- _Work required_: Can you reproduce the data beneath, keeping every line exact?

- _Records for the exercise_:
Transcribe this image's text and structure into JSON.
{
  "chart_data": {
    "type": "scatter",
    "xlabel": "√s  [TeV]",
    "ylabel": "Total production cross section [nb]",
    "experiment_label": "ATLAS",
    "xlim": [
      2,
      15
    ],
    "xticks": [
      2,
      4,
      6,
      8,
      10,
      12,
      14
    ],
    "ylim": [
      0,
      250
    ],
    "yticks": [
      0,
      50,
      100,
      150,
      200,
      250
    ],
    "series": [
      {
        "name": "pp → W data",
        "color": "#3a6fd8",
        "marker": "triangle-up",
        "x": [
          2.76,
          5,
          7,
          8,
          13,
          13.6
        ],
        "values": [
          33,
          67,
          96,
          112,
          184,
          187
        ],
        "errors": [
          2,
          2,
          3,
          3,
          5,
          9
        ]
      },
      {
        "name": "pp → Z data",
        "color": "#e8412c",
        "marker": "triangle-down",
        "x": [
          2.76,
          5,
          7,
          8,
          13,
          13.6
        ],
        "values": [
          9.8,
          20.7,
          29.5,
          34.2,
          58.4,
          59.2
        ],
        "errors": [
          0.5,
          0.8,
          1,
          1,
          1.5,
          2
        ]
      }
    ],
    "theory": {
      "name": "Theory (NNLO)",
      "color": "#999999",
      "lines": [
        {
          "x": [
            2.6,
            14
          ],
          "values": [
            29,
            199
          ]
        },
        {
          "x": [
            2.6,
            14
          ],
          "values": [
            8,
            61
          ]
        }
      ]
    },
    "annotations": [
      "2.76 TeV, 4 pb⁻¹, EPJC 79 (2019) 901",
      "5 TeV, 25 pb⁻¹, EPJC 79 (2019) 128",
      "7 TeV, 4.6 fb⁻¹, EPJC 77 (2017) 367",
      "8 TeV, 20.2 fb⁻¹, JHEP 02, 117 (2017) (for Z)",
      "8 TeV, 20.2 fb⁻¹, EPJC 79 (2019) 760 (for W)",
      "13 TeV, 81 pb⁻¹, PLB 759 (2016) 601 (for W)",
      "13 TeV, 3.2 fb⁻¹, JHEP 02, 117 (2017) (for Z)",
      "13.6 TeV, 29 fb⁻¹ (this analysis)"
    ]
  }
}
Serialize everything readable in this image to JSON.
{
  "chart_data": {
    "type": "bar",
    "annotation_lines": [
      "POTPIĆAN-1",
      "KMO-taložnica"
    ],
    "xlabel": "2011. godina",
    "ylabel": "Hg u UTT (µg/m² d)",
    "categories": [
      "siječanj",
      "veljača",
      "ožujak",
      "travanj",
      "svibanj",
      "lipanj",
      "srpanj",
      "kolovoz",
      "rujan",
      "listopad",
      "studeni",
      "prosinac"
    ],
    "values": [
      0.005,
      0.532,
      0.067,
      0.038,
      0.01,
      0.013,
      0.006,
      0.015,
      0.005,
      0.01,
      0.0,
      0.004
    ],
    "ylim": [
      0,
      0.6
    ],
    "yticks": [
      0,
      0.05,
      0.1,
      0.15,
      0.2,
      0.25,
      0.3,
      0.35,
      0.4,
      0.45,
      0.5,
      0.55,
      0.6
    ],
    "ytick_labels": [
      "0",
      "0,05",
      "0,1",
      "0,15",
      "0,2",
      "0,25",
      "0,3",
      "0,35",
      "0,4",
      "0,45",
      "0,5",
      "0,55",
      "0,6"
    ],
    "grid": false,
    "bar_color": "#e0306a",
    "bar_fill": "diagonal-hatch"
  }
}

- _Task result_:
Transcribe this image's text and structure into JSON.
{
  "chart_data": {
    "type": "scatter",
    "xlabel": "√s  [TeV]",
    "ylabel": "Total production cross section [nb]",
    "experiment_label": "ATLAS",
    "xlim": [
      2,
      15
    ],
    "xticks": [
      2,
      4,
      6,
      8,
      10,
      12,
      14
    ],
    "ylim": [
      0,
      250
    ],
    "yticks": [
      0,
      50,
      100,
      150,
      200,
      250
    ],
    "series": [
      {
        "name": "pp → W data",
        "color": "#3a6fd8",
        "marker": "triangle-up",
        "x": [
          2.76,
          5,
          7,
          8,
          13,
          13.6
        ],
        "values": [
          33,
          67,
          96,
          112,
          184,
          187
        ],
        "errors": [
          2,
          2,
          3,
          3,
          5,
          9
        ]
      },
      {
        "name": "pp → Z data",
        "color": "#e8412c",
        "marker": "triangle-down",
        "x": [
          2.76,
          5,
          7,
          8,
          13,
          13.6
        ],
        "values": [
          9.8,
          20.7,
          29.5,
          34.2,
          58.4,
          59.2
        ],
        "errors": [
          0.5,
          0.8,
          1,
          1,
          1.5,
          2
        ]
      }
    ],
    "theory": {
      "name": "Theory (NNLO)",
      "color": "#999999",
      "lines": [
        {
          "x": [
            2.6,
            14
          ],
          "values": [
            29,
            199
          ]
        },
        {
          "x": [
            2.6,
            14
          ],
          "values": [
            8,
            61
          ]
        }
      ]
    },
    "annotations": [
      "2.76 TeV, 4 pb⁻¹, EPJC 79 (2019) 901",
      "5 TeV, 25 pb⁻¹, EPJC 79 (2019) 128",
      "7 TeV, 4.6 fb⁻¹, EPJC 77 (2017) 367",
      "8 TeV, 20.2 fb⁻¹, JHEP 02, 117 (2017) (for Z)",
      "8 TeV, 20.2 fb⁻¹, EPJC 79 (2019) 760 (for W)",
      "13 TeV, 81 pb⁻¹, PLB 759 (2016) 601 (for W)",
      "13 TeV, 3.2 fb⁻¹, JHEP 02, 117 (2017) (for Z)",
      "13.6 TeV, 29 fb⁻¹ (this analysis)"
    ]
  }
}
Serialize everything readable in this image to JSON.
{
  "chart_data": {
    "type": "bar",
    "annotation_lines": [
      "POTPIĆAN-1",
      "KMO-taložnica"
    ],
    "xlabel": "2011. godina",
    "ylabel": "Hg u UTT (µg/m² d)",
    "categories": [
      "siječanj",
      "veljača",
      "ožujak",
      "travanj",
      "svibanj",
      "lipanj",
      "srpanj",
      "kolovoz",
      "rujan",
      "listopad",
      "studeni",
      "prosinac"
    ],
    "values": [
      0.005,
      0.532,
      0.067,
      0.038,
      0.01,
      0.013,
      0.006,
      0.015,
      0.005,
      0.01,
      0.0,
      0.004
    ],
    "ylim": [
      0,
      0.6
    ],
    "yticks": [
      0,
      0.05,
      0.1,
      0.15,
      0.2,
      0.25,
      0.3,
      0.35,
      0.4,
      0.45,
      0.5,
      0.55,
      0.6
    ],
    "ytick_labels": [
      "0",
      "0,05",
      "0,1",
      "0,15",
      "0,2",
      "0,25",
      "0,3",
      "0,35",
      "0,4",
      "0,45",
      "0,5",
      "0,55",
      "0,6"
    ],
    "grid": false,
    "bar_color": "#e0306a",
    "bar_fill": "diagonal-hatch"
  }
}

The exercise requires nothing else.